(Stored entries)
-- START --
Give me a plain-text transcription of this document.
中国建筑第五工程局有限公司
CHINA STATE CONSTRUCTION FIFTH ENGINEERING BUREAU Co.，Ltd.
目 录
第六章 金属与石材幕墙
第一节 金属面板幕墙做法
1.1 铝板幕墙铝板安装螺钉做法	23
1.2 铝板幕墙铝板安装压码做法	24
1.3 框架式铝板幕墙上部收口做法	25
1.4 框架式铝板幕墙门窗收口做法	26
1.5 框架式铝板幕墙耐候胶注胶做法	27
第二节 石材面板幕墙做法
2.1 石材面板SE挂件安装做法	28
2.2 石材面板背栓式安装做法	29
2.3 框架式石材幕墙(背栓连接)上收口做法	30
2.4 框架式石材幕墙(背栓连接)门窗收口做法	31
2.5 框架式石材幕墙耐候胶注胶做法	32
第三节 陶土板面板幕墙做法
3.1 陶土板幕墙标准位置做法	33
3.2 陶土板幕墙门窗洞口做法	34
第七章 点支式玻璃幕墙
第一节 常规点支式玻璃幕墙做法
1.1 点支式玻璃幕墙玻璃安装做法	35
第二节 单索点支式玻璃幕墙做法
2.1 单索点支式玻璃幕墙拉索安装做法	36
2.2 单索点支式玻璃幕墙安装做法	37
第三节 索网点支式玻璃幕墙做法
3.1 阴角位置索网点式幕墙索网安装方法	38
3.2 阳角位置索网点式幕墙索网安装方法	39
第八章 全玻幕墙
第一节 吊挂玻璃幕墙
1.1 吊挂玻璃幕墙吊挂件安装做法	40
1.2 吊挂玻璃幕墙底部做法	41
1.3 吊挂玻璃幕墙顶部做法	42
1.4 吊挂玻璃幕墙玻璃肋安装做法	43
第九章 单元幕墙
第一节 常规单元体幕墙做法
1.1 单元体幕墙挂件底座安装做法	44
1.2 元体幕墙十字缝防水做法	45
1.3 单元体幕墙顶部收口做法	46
-- END --
**Directions**: Whichever lines contain the string "背栓连接", select and copy them.

**Task response**:
2.3 框架式石材幕墙(背栓连接)上收口做法	30
2.4 框架式石材幕墙(背栓连接)门窗收口做法	31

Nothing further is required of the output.